**Work required**
Copy every line that contains the string "points" from the entries below.

**Extracted entries**

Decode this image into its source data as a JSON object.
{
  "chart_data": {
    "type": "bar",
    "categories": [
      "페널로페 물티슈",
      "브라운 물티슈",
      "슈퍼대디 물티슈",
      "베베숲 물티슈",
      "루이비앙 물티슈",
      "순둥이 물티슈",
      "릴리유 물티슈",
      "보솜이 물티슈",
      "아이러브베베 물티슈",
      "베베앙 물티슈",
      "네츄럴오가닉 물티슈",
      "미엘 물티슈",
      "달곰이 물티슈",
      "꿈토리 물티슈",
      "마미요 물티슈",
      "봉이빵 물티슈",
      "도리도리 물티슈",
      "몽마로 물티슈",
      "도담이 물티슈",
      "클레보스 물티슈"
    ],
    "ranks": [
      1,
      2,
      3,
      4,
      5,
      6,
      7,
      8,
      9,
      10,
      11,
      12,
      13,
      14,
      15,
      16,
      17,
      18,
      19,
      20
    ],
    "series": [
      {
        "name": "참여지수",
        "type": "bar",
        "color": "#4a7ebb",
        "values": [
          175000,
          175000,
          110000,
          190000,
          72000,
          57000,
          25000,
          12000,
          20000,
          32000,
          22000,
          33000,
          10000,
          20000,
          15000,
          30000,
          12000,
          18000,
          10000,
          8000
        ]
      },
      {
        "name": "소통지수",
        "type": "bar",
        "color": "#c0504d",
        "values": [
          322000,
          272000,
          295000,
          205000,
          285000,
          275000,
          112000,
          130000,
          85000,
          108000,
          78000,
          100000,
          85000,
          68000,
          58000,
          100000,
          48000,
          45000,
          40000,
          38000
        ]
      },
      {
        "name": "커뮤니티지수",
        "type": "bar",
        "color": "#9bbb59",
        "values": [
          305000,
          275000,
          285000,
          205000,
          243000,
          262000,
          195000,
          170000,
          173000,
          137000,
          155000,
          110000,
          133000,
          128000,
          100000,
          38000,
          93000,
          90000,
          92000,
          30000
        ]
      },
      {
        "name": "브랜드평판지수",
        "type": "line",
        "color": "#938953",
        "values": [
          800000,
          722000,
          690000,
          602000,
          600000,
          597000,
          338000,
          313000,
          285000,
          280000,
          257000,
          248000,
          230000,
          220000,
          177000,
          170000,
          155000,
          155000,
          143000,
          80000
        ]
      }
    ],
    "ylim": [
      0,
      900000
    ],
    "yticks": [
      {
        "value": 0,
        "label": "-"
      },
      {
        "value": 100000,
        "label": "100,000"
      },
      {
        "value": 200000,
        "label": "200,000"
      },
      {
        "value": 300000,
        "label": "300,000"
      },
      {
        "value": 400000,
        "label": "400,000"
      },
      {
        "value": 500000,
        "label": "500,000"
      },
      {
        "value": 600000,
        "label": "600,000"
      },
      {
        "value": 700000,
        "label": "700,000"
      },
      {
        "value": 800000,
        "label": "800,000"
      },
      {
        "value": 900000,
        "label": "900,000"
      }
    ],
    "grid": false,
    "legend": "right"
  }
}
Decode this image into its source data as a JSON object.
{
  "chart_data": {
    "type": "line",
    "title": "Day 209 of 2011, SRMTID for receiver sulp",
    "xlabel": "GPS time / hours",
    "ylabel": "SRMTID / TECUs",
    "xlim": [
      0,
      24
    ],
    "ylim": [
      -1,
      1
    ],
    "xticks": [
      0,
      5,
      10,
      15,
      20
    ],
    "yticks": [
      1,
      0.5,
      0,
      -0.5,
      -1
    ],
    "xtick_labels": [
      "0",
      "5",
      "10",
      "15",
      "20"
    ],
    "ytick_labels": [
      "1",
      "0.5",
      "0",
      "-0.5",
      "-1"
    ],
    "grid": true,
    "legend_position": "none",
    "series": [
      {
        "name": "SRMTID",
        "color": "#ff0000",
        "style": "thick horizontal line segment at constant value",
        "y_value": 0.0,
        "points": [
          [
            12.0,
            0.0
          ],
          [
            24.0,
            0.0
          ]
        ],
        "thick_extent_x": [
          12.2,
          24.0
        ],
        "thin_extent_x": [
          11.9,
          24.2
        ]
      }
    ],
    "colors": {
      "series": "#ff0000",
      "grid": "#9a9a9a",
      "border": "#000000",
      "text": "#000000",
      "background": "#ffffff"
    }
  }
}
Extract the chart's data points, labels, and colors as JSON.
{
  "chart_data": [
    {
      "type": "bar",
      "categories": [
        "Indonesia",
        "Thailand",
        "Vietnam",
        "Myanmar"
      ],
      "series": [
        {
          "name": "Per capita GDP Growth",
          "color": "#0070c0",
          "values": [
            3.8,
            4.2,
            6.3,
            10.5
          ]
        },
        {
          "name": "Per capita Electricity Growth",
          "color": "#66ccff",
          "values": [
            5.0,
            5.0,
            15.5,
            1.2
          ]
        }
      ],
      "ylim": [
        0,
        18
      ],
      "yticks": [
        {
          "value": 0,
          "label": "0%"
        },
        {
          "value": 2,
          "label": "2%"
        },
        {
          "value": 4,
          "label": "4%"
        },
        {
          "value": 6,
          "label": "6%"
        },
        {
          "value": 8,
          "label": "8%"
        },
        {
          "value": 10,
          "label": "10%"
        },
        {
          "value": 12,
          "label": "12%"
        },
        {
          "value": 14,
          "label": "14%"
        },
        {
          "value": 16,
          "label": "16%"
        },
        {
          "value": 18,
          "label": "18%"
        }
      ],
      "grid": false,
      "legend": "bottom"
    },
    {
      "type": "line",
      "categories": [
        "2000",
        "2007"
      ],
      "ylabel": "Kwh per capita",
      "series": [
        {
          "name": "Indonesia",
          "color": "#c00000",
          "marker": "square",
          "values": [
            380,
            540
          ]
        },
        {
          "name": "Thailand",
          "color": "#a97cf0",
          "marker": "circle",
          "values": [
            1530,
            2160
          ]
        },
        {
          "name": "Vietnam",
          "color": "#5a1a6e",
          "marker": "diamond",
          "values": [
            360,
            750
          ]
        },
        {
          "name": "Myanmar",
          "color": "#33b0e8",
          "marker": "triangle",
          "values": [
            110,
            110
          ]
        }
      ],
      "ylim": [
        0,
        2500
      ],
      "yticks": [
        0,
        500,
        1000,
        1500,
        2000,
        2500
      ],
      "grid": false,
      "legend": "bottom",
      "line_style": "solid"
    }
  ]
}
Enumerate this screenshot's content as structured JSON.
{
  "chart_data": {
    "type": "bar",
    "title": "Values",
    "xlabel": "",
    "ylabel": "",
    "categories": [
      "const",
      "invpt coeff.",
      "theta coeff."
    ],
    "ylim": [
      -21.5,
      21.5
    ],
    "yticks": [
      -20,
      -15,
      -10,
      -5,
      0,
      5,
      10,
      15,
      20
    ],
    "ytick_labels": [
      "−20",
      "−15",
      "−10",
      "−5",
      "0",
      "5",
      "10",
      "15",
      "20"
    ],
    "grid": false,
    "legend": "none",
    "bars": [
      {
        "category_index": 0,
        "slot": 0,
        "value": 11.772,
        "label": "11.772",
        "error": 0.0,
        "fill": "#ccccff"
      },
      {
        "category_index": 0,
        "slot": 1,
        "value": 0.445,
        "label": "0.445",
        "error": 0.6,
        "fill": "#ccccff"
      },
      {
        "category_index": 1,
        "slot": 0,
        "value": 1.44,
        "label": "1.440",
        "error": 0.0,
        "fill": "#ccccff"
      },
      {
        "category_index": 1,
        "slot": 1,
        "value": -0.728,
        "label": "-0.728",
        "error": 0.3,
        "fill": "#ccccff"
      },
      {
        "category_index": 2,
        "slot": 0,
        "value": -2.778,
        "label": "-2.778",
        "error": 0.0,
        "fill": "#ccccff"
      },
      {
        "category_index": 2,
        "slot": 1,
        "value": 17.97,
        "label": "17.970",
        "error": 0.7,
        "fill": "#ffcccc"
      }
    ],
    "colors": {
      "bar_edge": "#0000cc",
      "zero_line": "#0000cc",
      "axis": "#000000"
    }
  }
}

**Complete output**
        "points": [
Extract the chart's data points, labels, and colors as JSON.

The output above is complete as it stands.